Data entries
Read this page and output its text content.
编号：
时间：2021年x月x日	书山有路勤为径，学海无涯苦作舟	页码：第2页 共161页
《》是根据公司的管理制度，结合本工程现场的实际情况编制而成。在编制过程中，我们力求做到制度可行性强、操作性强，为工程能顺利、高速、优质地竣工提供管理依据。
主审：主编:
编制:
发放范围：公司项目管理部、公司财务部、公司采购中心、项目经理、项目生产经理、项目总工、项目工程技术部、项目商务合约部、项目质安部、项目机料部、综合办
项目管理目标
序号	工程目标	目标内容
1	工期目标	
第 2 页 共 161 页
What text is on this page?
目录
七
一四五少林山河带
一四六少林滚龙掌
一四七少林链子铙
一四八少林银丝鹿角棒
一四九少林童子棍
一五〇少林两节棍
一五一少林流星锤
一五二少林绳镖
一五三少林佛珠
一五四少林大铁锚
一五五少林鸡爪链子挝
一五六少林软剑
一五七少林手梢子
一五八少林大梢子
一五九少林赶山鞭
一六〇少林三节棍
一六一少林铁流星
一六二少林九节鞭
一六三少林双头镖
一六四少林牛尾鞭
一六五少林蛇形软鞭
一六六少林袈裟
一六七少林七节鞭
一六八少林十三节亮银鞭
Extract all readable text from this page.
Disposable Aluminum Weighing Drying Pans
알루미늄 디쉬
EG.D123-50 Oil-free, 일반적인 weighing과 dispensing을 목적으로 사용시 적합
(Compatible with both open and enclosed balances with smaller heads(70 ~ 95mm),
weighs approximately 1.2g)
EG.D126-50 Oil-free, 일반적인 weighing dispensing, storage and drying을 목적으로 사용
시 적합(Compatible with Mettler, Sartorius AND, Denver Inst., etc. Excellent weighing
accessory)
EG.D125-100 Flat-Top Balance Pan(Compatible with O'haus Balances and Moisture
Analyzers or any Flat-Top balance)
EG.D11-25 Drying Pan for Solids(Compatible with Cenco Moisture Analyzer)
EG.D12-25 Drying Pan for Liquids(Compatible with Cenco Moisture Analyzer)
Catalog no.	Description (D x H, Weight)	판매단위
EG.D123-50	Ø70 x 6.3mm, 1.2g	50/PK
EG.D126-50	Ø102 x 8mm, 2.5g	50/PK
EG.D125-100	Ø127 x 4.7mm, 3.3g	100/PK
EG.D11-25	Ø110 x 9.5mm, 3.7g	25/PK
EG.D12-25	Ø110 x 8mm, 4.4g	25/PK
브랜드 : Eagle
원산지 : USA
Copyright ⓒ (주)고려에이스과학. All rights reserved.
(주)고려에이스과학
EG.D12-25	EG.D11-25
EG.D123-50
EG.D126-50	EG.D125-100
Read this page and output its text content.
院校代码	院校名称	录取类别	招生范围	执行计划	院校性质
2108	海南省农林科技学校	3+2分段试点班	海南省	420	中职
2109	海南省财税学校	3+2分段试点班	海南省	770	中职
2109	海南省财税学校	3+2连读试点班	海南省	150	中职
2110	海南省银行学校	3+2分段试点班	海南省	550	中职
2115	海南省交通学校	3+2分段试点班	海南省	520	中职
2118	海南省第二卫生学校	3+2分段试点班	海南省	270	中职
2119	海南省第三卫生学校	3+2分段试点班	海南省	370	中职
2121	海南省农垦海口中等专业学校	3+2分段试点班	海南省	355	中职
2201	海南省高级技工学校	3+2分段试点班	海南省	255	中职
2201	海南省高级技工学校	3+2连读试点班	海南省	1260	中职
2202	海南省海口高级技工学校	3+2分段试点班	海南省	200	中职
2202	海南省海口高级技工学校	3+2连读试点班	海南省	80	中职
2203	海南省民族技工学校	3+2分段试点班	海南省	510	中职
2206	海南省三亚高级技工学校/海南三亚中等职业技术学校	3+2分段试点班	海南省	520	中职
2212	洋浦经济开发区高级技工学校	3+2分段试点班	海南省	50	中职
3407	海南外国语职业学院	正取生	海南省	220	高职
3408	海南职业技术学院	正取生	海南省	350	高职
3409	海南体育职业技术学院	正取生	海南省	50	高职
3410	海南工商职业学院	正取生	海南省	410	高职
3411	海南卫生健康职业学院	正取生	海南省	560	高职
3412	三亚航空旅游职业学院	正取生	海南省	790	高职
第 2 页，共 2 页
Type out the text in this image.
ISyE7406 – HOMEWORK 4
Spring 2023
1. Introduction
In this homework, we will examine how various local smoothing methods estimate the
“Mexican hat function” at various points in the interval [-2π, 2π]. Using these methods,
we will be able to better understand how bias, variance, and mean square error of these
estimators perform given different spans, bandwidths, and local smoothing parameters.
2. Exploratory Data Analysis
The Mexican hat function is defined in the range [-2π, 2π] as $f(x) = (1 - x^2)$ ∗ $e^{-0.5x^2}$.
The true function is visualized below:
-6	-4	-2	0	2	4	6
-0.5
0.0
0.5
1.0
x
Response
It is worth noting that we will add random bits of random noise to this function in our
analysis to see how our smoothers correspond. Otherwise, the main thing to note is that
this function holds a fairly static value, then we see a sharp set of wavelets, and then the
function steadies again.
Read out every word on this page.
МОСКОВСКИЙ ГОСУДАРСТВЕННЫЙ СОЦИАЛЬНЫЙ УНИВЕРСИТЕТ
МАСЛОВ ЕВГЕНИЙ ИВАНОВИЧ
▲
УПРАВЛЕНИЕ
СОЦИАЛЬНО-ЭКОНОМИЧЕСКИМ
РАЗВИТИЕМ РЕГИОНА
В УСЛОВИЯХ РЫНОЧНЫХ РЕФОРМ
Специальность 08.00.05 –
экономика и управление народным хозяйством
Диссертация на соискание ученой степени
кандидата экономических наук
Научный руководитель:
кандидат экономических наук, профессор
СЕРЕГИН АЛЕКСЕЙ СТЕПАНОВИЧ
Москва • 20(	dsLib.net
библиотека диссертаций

* The request *
Repeat the records above exactly as they appear.

* Full response *
Read this page and output its text content.
编号：
时间：2021年x月x日	书山有路勤为径，学海无涯苦作舟	页码：第2页 共161页
《》是根据公司的管理制度，结合本工程现场的实际情况编制而成。在编制过程中，我们力求做到制度可行性强、操作性强，为工程能顺利、高速、优质地竣工提供管理依据。
主审：主编:
编制:
发放范围：公司项目管理部、公司财务部、公司采购中心、项目经理、项目生产经理、项目总工、项目工程技术部、项目商务合约部、项目质安部、项目机料部、综合办
项目管理目标
序号	工程目标	目标内容
1	工期目标	
第 2 页 共 161 页
What text is on this page?
目录
七
一四五少林山河带
一四六少林滚龙掌
一四七少林链子铙
一四八少林银丝鹿角棒
一四九少林童子棍
一五〇少林两节棍
一五一少林流星锤
一五二少林绳镖
一五三少林佛珠
一五四少林大铁锚
一五五少林鸡爪链子挝
一五六少林软剑
一五七少林手梢子
一五八少林大梢子
一五九少林赶山鞭
一六〇少林三节棍
一六一少林铁流星
一六二少林九节鞭
一六三少林双头镖
一六四少林牛尾鞭
一六五少林蛇形软鞭
一六六少林袈裟
一六七少林七节鞭
一六八少林十三节亮银鞭
Extract all readable text from this page.
Disposable Aluminum Weighing Drying Pans
알루미늄 디쉬
EG.D123-50 Oil-free, 일반적인 weighing과 dispensing을 목적으로 사용시 적합
(Compatible with both open and enclosed balances with smaller heads(70 ~ 95mm),
weighs approximately 1.2g)
EG.D126-50 Oil-free, 일반적인 weighing dispensing, storage and drying을 목적으로 사용
시 적합(Compatible with Mettler, Sartorius AND, Denver Inst., etc. Excellent weighing
accessory)
EG.D125-100 Flat-Top Balance Pan(Compatible with O'haus Balances and Moisture
Analyzers or any Flat-Top balance)
EG.D11-25 Drying Pan for Solids(Compatible with Cenco Moisture Analyzer)
EG.D12-25 Drying Pan for Liquids(Compatible with Cenco Moisture Analyzer)
Catalog no.	Description (D x H, Weight)	판매단위
EG.D123-50	Ø70 x 6.3mm, 1.2g	50/PK
EG.D126-50	Ø102 x 8mm, 2.5g	50/PK
EG.D125-100	Ø127 x 4.7mm, 3.3g	100/PK
EG.D11-25	Ø110 x 9.5mm, 3.7g	25/PK
EG.D12-25	Ø110 x 8mm, 4.4g	25/PK
브랜드 : Eagle
원산지 : USA
Copyright ⓒ (주)고려에이스과학. All rights reserved.
(주)고려에이스과학
EG.D12-25	EG.D11-25
EG.D123-50
EG.D126-50	EG.D125-100
Read this page and output its text content.
院校代码	院校名称	录取类别	招生范围	执行计划	院校性质
2108	海南省农林科技学校	3+2分段试点班	海南省	420	中职
2109	海南省财税学校	3+2分段试点班	海南省	770	中职
2109	海南省财税学校	3+2连读试点班	海南省	150	中职
2110	海南省银行学校	3+2分段试点班	海南省	550	中职
2115	海南省交通学校	3+2分段试点班	海南省	520	中职
2118	海南省第二卫生学校	3+2分段试点班	海南省	270	中职
2119	海南省第三卫生学校	3+2分段试点班	海南省	370	中职
2121	海南省农垦海口中等专业学校	3+2分段试点班	海南省	355	中职
2201	海南省高级技工学校	3+2分段试点班	海南省	255	中职
2201	海南省高级技工学校	3+2连读试点班	海南省	1260	中职
2202	海南省海口高级技工学校	3+2分段试点班	海南省	200	中职
2202	海南省海口高级技工学校	3+2连读试点班	海南省	80	中职
2203	海南省民族技工学校	3+2分段试点班	海南省	510	中职
2206	海南省三亚高级技工学校/海南三亚中等职业技术学校	3+2分段试点班	海南省	520	中职
2212	洋浦经济开发区高级技工学校	3+2分段试点班	海南省	50	中职
3407	海南外国语职业学院	正取生	海南省	220	高职
3408	海南职业技术学院	正取生	海南省	350	高职
3409	海南体育职业技术学院	正取生	海南省	50	高职
3410	海南工商职业学院	正取生	海南省	410	高职
3411	海南卫生健康职业学院	正取生	海南省	560	高职
3412	三亚航空旅游职业学院	正取生	海南省	790	高职
第 2 页，共 2 页
Type out the text in this image.
ISyE7406 – HOMEWORK 4
Spring 2023
1. Introduction
In this homework, we will examine how various local smoothing methods estimate the
“Mexican hat function” at various points in the interval [-2π, 2π]. Using these methods,
we will be able to better understand how bias, variance, and mean square error of these
estimators perform given different spans, bandwidths, and local smoothing parameters.
2. Exploratory Data Analysis
The Mexican hat function is defined in the range [-2π, 2π] as $f(x) = (1 - x^2)$ ∗ $e^{-0.5x^2}$.
The true function is visualized below:
-6	-4	-2	0	2	4	6
-0.5
0.0
0.5
1.0
x
Response
It is worth noting that we will add random bits of random noise to this function in our
analysis to see how our smoothers correspond. Otherwise, the main thing to note is that
this function holds a fairly static value, then we see a sharp set of wavelets, and then the
function steadies again.
Read out every word on this page.
МОСКОВСКИЙ ГОСУДАРСТВЕННЫЙ СОЦИАЛЬНЫЙ УНИВЕРСИТЕТ
МАСЛОВ ЕВГЕНИЙ ИВАНОВИЧ
▲
УПРАВЛЕНИЕ
СОЦИАЛЬНО-ЭКОНОМИЧЕСКИМ
РАЗВИТИЕМ РЕГИОНА
В УСЛОВИЯХ РЫНОЧНЫХ РЕФОРМ
Специальность 08.00.05 –
экономика и управление народным хозяйством
Диссертация на соискание ученой степени
кандидата экономических наук
Научный руководитель:
кандидат экономических наук, профессор
СЕРЕГИН АЛЕКСЕЙ СТЕПАНОВИЧ
Москва • 20(	dsLib.net
библиотека диссертаций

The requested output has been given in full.